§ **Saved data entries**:
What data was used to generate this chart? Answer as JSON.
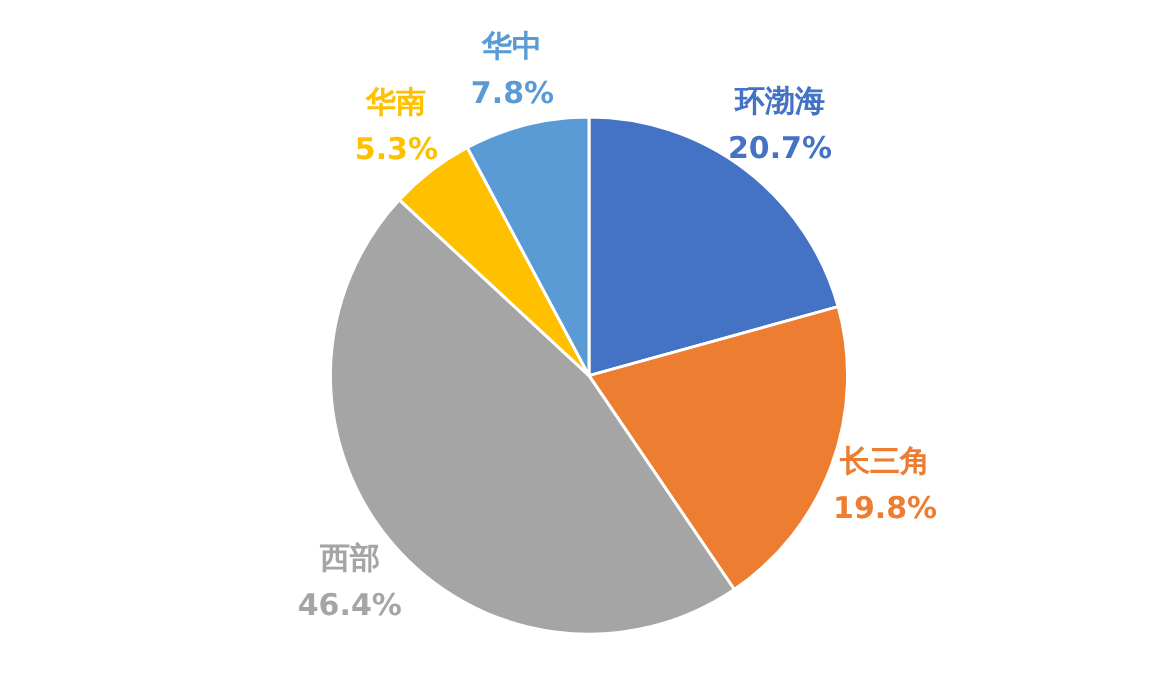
{
  "chart_data": {
    "type": "pie",
    "categories": [
      "环渤海",
      "长三角",
      "西部",
      "华南",
      "华中"
    ],
    "values": [
      20.7,
      19.8,
      46.4,
      5.3,
      7.8
    ],
    "colors": [
      "#4472c4",
      "#ed7d31",
      "#a5a5a5",
      "#ffc000",
      "#5b9bd5"
    ],
    "value_labels": [
      "20.7%",
      "19.8%",
      "46.4%",
      "5.3%",
      "7.8%"
    ]
  }
}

§ **TASK STATEMENT**: Each line in the records above should be reproduced exactly; images are not copied.

§ **WRITTEN ANSWER**:
What data was used to generate this chart? Answer as JSON.
{
  "chart_data": {
    "type": "pie",
    "categories": [
      "环渤海",
      "长三角",
      "西部",
      "华南",
      "华中"
    ],
    "values": [
      20.7,
      19.8,
      46.4,
      5.3,
      7.8
    ],
    "colors": [
      "#4472c4",
      "#ed7d31",
      "#a5a5a5",
      "#ffc000",
      "#5b9bd5"
    ],
    "value_labels": [
      "20.7%",
      "19.8%",
      "46.4%",
      "5.3%",
      "7.8%"
    ]
  }
}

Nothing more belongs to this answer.